DATA IN THIS EXERCISE:
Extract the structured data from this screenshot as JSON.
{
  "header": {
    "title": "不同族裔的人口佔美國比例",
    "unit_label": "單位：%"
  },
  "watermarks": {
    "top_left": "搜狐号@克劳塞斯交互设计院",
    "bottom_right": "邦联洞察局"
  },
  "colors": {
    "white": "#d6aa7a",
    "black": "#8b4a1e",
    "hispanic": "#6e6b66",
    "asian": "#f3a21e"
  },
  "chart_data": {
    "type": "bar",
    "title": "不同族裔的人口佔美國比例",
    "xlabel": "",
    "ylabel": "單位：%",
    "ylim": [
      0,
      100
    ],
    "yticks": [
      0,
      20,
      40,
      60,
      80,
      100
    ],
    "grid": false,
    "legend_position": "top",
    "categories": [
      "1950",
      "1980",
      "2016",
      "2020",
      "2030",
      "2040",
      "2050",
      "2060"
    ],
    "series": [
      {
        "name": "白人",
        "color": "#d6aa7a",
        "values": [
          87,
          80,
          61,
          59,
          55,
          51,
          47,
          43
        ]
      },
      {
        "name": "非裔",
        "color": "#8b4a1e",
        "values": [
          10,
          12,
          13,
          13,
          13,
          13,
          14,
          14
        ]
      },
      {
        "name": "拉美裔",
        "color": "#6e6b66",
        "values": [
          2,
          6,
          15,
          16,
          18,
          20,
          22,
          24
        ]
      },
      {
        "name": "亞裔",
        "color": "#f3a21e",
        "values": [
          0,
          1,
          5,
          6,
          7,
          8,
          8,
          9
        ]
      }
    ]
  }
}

PROBLEM REQUIREMENTS:
From the records above, extract every entry verbatim.

EXERCISE OUTPUT:
Extract the structured data from this screenshot as JSON.
{
  "header": {
    "title": "不同族裔的人口佔美國比例",
    "unit_label": "單位：%"
  },
  "watermarks": {
    "top_left": "搜狐号@克劳塞斯交互设计院",
    "bottom_right": "邦联洞察局"
  },
  "colors": {
    "white": "#d6aa7a",
    "black": "#8b4a1e",
    "hispanic": "#6e6b66",
    "asian": "#f3a21e"
  },
  "chart_data": {
    "type": "bar",
    "title": "不同族裔的人口佔美國比例",
    "xlabel": "",
    "ylabel": "單位：%",
    "ylim": [
      0,
      100
    ],
    "yticks": [
      0,
      20,
      40,
      60,
      80,
      100
    ],
    "grid": false,
    "legend_position": "top",
    "categories": [
      "1950",
      "1980",
      "2016",
      "2020",
      "2030",
      "2040",
      "2050",
      "2060"
    ],
    "series": [
      {
        "name": "白人",
        "color": "#d6aa7a",
        "values": [
          87,
          80,
          61,
          59,
          55,
          51,
          47,
          43
        ]
      },
      {
        "name": "非裔",
        "color": "#8b4a1e",
        "values": [
          10,
          12,
          13,
          13,
          13,
          13,
          14,
          14
        ]
      },
      {
        "name": "拉美裔",
        "color": "#6e6b66",
        "values": [
          2,
          6,
          15,
          16,
          18,
          20,
          22,
          24
        ]
      },
      {
        "name": "亞裔",
        "color": "#f3a21e",
        "values": [
          0,
          1,
          5,
          6,
          7,
          8,
          8,
          9
        ]
      }
    ]
  }
}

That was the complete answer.